<<<<

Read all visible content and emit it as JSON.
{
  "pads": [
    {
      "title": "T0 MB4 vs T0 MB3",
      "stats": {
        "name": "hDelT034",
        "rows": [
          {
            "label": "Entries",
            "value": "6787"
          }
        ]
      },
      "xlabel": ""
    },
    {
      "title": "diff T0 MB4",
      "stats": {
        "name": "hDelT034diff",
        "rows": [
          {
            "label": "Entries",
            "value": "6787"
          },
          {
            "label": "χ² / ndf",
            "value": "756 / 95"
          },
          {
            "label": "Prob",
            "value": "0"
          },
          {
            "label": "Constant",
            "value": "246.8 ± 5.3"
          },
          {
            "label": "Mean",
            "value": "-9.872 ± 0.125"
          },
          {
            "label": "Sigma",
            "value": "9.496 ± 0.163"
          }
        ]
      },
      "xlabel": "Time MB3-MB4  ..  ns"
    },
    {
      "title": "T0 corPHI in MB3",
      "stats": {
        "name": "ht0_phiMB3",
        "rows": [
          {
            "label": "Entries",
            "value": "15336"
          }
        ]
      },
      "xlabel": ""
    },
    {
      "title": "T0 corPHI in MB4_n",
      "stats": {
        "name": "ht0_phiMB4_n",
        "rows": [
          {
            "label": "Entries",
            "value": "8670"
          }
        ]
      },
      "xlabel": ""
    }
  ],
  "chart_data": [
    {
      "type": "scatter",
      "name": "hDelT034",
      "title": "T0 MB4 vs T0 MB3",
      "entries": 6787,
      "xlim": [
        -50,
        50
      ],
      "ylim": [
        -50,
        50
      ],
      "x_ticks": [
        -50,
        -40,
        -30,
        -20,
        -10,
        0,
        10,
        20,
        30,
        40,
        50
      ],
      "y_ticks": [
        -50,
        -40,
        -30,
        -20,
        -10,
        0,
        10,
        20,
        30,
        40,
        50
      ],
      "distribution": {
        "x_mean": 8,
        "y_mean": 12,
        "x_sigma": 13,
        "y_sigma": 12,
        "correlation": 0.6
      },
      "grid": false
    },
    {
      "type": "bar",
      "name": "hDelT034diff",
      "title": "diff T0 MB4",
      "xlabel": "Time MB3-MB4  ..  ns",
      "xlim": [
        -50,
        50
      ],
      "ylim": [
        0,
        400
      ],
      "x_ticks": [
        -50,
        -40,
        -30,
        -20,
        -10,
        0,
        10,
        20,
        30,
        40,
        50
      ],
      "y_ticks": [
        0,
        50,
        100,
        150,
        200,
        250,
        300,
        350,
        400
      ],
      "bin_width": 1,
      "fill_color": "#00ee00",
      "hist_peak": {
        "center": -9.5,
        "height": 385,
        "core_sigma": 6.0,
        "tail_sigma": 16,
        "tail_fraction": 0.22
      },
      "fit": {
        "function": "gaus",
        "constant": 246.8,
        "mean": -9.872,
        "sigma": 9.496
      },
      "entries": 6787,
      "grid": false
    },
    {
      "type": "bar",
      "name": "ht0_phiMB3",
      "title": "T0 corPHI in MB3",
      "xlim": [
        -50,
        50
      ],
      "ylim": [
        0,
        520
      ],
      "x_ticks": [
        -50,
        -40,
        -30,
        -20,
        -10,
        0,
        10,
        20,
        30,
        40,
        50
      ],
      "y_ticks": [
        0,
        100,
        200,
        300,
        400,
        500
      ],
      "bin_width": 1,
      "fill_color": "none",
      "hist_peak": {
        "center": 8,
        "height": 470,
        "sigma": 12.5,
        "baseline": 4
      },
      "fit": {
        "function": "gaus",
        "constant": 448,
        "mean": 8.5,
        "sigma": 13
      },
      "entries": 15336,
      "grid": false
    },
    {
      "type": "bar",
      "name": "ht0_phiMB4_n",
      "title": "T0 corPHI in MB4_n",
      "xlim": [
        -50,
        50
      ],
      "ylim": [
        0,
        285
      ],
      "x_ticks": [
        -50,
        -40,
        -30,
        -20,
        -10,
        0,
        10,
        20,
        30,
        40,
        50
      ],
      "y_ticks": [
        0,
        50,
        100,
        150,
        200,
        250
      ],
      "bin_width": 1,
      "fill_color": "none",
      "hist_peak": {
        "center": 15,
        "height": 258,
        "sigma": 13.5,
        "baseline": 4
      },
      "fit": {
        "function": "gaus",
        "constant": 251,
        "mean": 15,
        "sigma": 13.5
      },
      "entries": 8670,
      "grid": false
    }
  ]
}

>>>>

Reproduce the material precisely, including every line.

=== Exercise answer ===
Read all visible content and emit it as JSON.
{
  "pads": [
    {
      "title": "T0 MB4 vs T0 MB3",
      "stats": {
        "name": "hDelT034",
        "rows": [
          {
            "label": "Entries",
            "value": "6787"
          }
        ]
      },
      "xlabel": ""
    },
    {
      "title": "diff T0 MB4",
      "stats": {
        "name": "hDelT034diff",
        "rows": [
          {
            "label": "Entries",
            "value": "6787"
          },
          {
            "label": "χ² / ndf",
            "value": "756 / 95"
          },
          {
            "label": "Prob",
            "value": "0"
          },
          {
            "label": "Constant",
            "value": "246.8 ± 5.3"
          },
          {
            "label": "Mean",
            "value": "-9.872 ± 0.125"
          },
          {
            "label": "Sigma",
            "value": "9.496 ± 0.163"
          }
        ]
      },
      "xlabel": "Time MB3-MB4  ..  ns"
    },
    {
      "title": "T0 corPHI in MB3",
      "stats": {
        "name": "ht0_phiMB3",
        "rows": [
          {
            "label": "Entries",
            "value": "15336"
          }
        ]
      },
      "xlabel": ""
    },
    {
      "title": "T0 corPHI in MB4_n",
      "stats": {
        "name": "ht0_phiMB4_n",
        "rows": [
          {
            "label": "Entries",
            "value": "8670"
          }
        ]
      },
      "xlabel": ""
    }
  ],
  "chart_data": [
    {
      "type": "scatter",
      "name": "hDelT034",
      "title": "T0 MB4 vs T0 MB3",
      "entries": 6787,
      "xlim": [
        -50,
        50
      ],
      "ylim": [
        -50,
        50
      ],
      "x_ticks": [
        -50,
        -40,
        -30,
        -20,
        -10,
        0,
        10,
        20,
        30,
        40,
        50
      ],
      "y_ticks": [
        -50,
        -40,
        -30,
        -20,
        -10,
        0,
        10,
        20,
        30,
        40,
        50
      ],
      "distribution": {
        "x_mean": 8,
        "y_mean": 12,
        "x_sigma": 13,
        "y_sigma": 12,
        "correlation": 0.6
      },
      "grid": false
    },
    {
      "type": "bar",
      "name": "hDelT034diff",
      "title": "diff T0 MB4",
      "xlabel": "Time MB3-MB4  ..  ns",
      "xlim": [
        -50,
        50
      ],
      "ylim": [
        0,
        400
      ],
      "x_ticks": [
        -50,
        -40,
        -30,
        -20,
        -10,
        0,
        10,
        20,
        30,
        40,
        50
      ],
      "y_ticks": [
        0,
        50,
        100,
        150,
        200,
        250,
        300,
        350,
        400
      ],
      "bin_width": 1,
      "fill_color": "#00ee00",
      "hist_peak": {
        "center": -9.5,
        "height": 385,
        "core_sigma": 6.0,
        "tail_sigma": 16,
        "tail_fraction": 0.22
      },
      "fit": {
        "function": "gaus",
        "constant": 246.8,
        "mean": -9.872,
        "sigma": 9.496
      },
      "entries": 6787,
      "grid": false
    },
    {
      "type": "bar",
      "name": "ht0_phiMB3",
      "title": "T0 corPHI in MB3",
      "xlim": [
        -50,
        50
      ],
      "ylim": [
        0,
        520
      ],
      "x_ticks": [
        -50,
        -40,
        -30,
        -20,
        -10,
        0,
        10,
        20,
        30,
        40,
        50
      ],
      "y_ticks": [
        0,
        100,
        200,
        300,
        400,
        500
      ],
      "bin_width": 1,
      "fill_color": "none",
      "hist_peak": {
        "center": 8,
        "height": 470,
        "sigma": 12.5,
        "baseline": 4
      },
      "fit": {
        "function": "gaus",
        "constant": 448,
        "mean": 8.5,
        "sigma": 13
      },
      "entries": 15336,
      "grid": false
    },
    {
      "type": "bar",
      "name": "ht0_phiMB4_n",
      "title": "T0 corPHI in MB4_n",
      "xlim": [
        -50,
        50
      ],
      "ylim": [
        0,
        285
      ],
      "x_ticks": [
        -50,
        -40,
        -30,
        -20,
        -10,
        0,
        10,
        20,
        30,
        40,
        50
      ],
      "y_ticks": [
        0,
        50,
        100,
        150,
        200,
        250
      ],
      "bin_width": 1,
      "fill_color": "none",
      "hist_peak": {
        "center": 15,
        "height": 258,
        "sigma": 13.5,
        "baseline": 4
      },
      "fit": {
        "function": "gaus",
        "constant": 251,
        "mean": 15,
        "sigma": 13.5
      },
      "entries": 8670,
      "grid": false
    }
  ]
}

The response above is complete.